**Task instructions**
Go through the records and show each line where the word "ProductLine" occurs.

── Raw records

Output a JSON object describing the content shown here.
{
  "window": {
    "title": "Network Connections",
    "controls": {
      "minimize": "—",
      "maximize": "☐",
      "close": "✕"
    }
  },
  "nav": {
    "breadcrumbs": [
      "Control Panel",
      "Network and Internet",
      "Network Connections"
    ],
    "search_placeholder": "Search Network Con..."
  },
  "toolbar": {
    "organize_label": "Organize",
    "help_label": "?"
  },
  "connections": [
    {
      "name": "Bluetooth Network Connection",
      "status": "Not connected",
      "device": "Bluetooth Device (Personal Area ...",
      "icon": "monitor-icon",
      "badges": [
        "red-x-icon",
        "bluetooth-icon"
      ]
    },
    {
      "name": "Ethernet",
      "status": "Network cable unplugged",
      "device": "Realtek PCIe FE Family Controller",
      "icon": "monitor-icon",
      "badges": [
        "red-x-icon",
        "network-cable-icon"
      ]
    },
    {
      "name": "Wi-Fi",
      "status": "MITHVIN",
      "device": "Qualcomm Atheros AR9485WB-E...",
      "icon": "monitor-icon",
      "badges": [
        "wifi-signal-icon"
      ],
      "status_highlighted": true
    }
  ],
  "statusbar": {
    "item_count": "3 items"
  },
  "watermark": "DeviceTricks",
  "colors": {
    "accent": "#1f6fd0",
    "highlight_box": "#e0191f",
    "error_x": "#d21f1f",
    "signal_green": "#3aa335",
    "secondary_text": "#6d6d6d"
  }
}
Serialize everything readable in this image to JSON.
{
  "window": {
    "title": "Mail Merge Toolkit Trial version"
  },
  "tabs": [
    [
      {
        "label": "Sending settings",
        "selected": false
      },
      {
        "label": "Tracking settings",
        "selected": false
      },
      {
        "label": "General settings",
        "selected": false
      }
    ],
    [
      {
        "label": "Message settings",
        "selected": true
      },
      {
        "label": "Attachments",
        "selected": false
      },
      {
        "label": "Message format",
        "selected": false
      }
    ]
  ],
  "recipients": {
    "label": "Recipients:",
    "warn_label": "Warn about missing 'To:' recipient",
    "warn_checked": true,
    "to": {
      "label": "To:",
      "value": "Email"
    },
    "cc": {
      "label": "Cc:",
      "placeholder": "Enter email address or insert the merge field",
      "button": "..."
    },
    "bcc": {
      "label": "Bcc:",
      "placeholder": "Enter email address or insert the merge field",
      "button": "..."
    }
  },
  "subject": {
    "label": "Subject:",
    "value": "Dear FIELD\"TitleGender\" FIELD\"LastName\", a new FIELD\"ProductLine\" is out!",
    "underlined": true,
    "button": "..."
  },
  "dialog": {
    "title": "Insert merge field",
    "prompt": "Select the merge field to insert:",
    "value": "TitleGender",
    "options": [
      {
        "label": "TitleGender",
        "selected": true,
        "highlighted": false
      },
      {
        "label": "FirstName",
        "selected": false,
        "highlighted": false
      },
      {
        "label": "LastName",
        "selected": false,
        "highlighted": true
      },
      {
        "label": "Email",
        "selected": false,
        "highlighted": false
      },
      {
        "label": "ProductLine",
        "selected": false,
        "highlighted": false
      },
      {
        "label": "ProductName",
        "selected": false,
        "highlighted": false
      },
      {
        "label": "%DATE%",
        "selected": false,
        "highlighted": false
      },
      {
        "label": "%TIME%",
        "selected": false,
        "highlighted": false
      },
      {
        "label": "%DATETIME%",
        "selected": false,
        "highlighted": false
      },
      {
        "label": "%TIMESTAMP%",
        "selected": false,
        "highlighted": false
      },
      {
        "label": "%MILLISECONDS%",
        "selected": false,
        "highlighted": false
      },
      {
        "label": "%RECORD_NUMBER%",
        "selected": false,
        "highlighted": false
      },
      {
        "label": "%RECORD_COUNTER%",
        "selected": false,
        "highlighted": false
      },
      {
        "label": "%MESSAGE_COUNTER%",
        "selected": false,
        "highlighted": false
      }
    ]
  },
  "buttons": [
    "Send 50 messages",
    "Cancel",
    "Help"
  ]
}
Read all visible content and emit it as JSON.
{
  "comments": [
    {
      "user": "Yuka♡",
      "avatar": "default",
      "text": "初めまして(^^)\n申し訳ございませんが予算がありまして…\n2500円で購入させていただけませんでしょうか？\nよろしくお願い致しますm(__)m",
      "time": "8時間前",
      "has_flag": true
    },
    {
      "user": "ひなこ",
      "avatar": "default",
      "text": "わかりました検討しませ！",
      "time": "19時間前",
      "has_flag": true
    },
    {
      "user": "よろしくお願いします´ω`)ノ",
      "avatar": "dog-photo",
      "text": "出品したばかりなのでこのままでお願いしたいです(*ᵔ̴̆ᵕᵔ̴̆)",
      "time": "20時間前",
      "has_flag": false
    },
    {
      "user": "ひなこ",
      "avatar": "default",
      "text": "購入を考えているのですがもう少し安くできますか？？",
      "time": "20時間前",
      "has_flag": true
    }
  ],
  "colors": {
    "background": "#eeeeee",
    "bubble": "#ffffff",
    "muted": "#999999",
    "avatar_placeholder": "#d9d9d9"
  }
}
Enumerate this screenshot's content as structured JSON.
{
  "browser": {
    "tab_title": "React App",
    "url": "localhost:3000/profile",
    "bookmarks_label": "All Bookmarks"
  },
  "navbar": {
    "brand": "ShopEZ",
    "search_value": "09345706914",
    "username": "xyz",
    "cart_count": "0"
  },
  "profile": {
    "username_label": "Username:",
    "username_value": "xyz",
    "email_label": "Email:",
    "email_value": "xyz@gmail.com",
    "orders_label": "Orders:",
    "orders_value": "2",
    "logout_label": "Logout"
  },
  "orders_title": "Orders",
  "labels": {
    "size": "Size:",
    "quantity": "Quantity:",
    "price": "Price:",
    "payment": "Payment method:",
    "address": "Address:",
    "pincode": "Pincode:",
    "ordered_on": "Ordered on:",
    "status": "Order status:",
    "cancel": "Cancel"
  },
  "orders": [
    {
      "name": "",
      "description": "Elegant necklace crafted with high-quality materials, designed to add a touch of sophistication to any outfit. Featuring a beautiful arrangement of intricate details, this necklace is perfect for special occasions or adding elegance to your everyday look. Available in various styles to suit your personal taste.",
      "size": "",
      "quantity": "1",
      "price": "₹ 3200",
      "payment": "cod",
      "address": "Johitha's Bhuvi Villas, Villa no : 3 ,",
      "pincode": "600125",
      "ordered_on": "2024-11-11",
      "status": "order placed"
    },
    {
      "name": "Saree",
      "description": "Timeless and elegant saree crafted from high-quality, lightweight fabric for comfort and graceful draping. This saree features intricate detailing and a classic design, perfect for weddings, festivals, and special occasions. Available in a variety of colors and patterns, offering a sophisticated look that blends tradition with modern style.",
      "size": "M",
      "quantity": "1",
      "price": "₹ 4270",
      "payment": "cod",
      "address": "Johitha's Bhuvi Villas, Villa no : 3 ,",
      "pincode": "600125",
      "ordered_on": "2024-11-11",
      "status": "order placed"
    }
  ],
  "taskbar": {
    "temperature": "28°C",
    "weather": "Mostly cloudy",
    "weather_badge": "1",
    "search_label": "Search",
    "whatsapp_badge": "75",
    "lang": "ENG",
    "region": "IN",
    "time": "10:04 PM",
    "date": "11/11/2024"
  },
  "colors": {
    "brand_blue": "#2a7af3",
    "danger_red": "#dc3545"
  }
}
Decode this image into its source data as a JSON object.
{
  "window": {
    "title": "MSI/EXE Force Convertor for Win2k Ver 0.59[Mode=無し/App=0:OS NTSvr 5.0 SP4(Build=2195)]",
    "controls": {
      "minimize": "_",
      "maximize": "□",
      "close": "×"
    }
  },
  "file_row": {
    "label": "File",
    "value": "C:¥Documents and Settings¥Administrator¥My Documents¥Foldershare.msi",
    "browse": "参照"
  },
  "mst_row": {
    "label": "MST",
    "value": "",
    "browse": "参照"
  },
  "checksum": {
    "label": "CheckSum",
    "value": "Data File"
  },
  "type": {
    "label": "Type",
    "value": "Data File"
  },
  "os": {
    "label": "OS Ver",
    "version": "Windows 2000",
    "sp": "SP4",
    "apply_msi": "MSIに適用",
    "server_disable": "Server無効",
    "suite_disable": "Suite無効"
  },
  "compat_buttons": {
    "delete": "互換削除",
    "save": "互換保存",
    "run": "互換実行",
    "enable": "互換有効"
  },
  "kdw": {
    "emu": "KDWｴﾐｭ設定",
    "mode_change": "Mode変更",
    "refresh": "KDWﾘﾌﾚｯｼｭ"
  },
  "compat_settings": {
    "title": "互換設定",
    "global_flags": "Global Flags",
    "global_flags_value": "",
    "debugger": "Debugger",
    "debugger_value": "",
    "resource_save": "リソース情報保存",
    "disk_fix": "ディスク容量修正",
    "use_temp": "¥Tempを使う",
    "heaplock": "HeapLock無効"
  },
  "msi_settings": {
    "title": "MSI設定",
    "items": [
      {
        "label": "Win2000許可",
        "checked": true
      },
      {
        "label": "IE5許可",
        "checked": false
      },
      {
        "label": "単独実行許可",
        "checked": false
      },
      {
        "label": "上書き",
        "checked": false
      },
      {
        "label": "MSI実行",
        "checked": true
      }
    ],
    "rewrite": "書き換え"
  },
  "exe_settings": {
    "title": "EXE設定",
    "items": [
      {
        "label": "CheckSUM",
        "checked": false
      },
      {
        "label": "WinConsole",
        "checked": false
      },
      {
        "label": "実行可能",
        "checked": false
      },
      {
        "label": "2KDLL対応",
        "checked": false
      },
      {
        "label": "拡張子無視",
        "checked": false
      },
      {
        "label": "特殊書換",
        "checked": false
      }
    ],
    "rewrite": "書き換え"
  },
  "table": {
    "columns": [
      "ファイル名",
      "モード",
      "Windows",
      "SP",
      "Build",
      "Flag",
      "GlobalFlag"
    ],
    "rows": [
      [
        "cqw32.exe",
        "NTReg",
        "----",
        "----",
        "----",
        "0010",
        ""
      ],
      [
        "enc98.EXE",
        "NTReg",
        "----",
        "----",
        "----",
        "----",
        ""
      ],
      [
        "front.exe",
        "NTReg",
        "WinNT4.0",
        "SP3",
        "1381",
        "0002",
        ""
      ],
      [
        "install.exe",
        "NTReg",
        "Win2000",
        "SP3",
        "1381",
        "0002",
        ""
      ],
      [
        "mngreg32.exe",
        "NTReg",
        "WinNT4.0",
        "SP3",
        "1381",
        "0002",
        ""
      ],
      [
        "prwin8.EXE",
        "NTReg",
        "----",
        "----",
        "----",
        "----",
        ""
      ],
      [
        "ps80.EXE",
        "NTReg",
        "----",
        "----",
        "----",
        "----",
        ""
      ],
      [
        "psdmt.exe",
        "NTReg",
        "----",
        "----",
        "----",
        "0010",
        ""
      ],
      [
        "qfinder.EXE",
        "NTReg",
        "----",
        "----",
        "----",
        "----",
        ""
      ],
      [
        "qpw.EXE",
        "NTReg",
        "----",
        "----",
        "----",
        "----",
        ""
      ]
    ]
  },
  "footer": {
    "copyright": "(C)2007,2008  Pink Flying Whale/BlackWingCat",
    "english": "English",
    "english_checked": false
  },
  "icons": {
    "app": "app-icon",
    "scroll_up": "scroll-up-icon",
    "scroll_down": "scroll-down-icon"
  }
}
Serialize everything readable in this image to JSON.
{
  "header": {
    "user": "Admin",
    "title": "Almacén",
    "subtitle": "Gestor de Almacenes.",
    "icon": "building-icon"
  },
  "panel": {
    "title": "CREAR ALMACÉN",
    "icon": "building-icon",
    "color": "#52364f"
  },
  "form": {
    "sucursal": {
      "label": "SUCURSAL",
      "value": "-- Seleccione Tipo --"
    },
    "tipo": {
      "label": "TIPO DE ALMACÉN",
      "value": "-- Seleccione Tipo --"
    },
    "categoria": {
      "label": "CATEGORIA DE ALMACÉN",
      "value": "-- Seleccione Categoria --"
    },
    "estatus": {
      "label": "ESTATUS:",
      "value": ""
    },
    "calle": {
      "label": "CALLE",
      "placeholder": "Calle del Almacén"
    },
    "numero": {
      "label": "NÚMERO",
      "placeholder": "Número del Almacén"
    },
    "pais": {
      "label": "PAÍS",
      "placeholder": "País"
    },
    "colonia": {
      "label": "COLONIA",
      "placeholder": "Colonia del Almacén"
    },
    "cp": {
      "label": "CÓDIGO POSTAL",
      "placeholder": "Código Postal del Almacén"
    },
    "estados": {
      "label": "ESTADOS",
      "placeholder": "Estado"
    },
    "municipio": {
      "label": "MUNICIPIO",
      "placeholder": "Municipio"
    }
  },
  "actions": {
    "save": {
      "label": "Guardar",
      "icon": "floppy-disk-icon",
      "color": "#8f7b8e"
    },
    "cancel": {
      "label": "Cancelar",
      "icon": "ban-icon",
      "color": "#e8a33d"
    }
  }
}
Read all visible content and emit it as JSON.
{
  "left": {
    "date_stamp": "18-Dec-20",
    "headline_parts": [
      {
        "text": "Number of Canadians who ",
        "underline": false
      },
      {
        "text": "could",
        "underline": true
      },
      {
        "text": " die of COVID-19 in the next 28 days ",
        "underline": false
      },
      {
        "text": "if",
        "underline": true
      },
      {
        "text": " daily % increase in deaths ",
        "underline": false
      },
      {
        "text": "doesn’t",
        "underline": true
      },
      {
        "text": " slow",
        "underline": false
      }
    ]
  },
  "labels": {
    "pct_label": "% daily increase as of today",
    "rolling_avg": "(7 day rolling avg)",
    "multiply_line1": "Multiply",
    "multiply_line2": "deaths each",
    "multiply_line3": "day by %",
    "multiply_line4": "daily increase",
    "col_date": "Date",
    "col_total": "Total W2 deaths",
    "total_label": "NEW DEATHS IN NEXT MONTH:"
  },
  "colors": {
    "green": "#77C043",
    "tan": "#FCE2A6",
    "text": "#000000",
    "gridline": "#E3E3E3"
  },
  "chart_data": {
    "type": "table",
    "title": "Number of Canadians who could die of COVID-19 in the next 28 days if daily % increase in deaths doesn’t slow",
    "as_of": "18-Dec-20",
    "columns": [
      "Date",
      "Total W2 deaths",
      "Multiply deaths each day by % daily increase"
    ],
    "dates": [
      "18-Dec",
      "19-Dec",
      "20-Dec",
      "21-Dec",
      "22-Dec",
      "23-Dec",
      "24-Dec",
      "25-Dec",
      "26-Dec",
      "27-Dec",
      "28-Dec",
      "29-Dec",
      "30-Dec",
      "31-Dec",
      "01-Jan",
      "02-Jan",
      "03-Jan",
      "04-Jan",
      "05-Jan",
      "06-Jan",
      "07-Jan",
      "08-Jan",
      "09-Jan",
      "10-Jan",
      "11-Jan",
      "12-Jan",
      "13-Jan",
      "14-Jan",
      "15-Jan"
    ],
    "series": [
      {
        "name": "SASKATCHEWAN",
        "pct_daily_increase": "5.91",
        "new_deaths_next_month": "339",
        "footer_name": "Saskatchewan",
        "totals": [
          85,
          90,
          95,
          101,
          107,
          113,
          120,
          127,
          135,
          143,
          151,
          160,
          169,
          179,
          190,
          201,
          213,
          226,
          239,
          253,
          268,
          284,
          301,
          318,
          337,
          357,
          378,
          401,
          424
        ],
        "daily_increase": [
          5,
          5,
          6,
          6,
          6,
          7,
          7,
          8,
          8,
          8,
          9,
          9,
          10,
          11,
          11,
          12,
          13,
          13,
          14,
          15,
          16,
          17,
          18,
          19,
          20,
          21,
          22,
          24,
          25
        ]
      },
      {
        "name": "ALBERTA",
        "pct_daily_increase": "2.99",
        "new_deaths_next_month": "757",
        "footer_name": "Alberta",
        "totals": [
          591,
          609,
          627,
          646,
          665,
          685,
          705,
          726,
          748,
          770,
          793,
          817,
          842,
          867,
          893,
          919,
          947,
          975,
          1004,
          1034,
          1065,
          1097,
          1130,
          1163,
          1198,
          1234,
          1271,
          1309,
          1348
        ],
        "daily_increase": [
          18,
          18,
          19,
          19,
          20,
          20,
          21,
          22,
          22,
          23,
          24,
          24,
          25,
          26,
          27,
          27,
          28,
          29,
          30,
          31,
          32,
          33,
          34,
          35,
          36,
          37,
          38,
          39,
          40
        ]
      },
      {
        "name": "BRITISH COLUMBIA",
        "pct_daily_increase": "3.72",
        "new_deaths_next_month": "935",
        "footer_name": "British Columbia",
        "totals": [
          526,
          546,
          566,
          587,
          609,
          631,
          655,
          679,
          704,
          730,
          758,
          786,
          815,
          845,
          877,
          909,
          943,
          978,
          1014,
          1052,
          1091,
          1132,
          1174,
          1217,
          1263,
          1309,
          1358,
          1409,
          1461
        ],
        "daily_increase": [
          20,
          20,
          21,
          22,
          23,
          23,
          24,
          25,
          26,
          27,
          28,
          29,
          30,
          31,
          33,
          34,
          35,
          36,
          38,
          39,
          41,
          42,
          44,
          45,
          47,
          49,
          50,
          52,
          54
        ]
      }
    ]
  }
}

────

**Response**
    "value": "Dear FIELD\"TitleGender\" FIELD\"LastName\", a new FIELD\"ProductLine\" is out!",
        "label": "ProductLine",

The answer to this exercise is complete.